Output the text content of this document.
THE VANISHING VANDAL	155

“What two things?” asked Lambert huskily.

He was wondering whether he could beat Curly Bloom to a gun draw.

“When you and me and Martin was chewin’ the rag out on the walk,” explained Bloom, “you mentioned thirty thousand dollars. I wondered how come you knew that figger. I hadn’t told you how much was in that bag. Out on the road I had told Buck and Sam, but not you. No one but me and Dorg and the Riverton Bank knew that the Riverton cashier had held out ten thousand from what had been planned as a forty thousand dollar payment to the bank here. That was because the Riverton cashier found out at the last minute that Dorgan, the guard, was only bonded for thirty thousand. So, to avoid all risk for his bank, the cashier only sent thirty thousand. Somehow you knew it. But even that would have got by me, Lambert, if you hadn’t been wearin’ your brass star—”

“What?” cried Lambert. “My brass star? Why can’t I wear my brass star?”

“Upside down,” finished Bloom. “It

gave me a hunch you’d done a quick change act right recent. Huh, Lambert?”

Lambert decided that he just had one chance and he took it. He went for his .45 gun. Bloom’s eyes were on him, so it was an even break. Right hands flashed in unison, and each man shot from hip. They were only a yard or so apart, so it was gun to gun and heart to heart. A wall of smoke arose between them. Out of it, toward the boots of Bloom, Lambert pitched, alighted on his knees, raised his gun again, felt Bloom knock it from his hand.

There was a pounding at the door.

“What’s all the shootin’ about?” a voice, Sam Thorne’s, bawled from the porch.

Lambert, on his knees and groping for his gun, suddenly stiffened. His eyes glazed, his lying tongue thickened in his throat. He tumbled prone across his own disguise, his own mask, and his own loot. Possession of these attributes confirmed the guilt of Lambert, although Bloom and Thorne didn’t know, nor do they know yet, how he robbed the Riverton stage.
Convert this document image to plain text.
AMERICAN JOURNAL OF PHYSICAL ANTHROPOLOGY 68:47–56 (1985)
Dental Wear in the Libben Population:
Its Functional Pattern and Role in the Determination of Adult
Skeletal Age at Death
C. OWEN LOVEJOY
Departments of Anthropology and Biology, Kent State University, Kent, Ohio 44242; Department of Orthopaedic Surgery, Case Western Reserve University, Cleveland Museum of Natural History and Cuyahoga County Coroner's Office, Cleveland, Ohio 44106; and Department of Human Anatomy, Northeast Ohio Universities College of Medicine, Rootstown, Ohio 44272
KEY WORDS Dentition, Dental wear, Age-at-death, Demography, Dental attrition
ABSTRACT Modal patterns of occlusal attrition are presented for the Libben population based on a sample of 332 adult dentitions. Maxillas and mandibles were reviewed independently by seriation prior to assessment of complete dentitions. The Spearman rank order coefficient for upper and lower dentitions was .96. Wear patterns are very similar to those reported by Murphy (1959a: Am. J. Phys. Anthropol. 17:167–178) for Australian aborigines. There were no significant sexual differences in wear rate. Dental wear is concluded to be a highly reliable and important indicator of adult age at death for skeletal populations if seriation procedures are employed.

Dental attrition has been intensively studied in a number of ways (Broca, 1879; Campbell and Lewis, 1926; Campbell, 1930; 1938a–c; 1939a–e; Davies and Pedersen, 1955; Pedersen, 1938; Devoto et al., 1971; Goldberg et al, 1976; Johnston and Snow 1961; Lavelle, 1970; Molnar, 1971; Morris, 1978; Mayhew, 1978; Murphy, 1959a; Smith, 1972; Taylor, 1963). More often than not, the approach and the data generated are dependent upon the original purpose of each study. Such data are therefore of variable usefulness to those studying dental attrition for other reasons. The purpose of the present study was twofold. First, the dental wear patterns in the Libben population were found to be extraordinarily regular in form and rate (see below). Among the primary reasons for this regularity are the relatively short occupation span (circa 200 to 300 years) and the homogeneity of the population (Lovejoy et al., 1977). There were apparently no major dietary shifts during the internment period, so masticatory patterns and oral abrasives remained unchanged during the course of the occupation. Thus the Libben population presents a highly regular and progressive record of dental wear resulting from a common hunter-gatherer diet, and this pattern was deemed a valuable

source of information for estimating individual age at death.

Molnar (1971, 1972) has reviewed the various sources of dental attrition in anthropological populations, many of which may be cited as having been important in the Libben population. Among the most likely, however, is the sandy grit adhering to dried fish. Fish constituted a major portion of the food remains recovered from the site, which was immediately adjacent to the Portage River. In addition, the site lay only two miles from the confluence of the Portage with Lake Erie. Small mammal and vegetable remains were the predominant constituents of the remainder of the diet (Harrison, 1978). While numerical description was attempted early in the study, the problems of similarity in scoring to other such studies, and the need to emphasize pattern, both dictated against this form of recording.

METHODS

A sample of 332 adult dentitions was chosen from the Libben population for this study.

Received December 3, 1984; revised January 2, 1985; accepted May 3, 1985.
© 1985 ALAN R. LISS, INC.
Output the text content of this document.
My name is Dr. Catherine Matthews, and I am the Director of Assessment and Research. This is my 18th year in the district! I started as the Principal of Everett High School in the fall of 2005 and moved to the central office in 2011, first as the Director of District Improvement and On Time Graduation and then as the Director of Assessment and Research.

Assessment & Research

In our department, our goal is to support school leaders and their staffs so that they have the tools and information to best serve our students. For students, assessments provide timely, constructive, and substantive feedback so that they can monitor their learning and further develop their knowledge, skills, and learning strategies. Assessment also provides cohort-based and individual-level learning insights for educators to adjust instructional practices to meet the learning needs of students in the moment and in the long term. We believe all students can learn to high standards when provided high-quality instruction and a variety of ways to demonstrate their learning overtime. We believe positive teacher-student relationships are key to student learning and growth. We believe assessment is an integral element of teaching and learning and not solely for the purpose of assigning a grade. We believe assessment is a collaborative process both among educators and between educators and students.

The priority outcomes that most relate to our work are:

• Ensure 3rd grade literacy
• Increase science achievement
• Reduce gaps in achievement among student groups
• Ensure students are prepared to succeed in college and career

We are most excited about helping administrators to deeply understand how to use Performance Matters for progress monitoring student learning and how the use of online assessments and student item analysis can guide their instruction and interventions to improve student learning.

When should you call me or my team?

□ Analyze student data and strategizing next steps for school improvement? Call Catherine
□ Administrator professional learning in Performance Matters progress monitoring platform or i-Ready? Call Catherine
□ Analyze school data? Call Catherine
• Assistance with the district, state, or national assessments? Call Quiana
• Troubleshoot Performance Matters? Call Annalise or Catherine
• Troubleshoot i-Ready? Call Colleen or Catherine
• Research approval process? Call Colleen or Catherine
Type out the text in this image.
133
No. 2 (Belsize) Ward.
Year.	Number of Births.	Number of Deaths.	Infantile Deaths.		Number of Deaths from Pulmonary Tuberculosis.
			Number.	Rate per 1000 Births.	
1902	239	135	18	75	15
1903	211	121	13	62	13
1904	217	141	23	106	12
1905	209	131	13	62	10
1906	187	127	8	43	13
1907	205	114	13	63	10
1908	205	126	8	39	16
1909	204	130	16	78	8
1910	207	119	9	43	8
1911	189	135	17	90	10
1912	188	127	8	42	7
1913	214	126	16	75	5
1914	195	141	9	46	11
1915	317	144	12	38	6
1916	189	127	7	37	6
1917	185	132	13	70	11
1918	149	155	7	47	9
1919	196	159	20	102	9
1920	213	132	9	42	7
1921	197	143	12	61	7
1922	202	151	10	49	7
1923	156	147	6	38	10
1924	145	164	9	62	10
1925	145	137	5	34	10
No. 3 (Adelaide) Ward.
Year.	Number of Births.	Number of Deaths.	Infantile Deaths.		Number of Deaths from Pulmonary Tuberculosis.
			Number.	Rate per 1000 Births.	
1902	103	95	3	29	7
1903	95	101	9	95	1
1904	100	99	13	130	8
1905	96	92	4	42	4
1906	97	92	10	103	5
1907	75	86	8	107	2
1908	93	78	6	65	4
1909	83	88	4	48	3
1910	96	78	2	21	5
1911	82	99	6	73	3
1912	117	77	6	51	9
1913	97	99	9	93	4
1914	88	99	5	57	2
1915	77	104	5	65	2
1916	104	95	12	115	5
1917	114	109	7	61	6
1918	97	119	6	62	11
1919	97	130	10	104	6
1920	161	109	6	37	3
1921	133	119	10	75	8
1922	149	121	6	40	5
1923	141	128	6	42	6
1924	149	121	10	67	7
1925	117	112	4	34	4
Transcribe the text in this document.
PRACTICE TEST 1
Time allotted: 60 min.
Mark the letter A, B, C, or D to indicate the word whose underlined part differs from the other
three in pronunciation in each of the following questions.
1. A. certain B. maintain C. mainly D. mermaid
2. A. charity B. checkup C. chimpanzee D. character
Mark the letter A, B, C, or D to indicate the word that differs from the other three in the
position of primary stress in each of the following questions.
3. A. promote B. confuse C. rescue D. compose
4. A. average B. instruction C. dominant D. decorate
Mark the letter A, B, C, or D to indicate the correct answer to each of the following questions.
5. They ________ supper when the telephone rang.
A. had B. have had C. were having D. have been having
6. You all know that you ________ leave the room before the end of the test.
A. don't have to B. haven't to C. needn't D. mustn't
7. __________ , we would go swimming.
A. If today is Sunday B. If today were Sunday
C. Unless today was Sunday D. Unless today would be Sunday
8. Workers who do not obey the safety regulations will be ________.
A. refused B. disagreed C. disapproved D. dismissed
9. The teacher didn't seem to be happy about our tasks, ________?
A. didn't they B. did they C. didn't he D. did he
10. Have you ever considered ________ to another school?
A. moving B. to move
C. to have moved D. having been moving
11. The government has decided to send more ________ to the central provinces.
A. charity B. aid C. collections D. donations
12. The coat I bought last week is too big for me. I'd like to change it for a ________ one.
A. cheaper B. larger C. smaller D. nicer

* [Exercise task]:
Find the string "document" in the listing and return every line that holds it.

* [Solution for this task]:
Output the text content of this document.
Convert this document image to plain text.
Output the text content of this document.
Transcribe the text in this document.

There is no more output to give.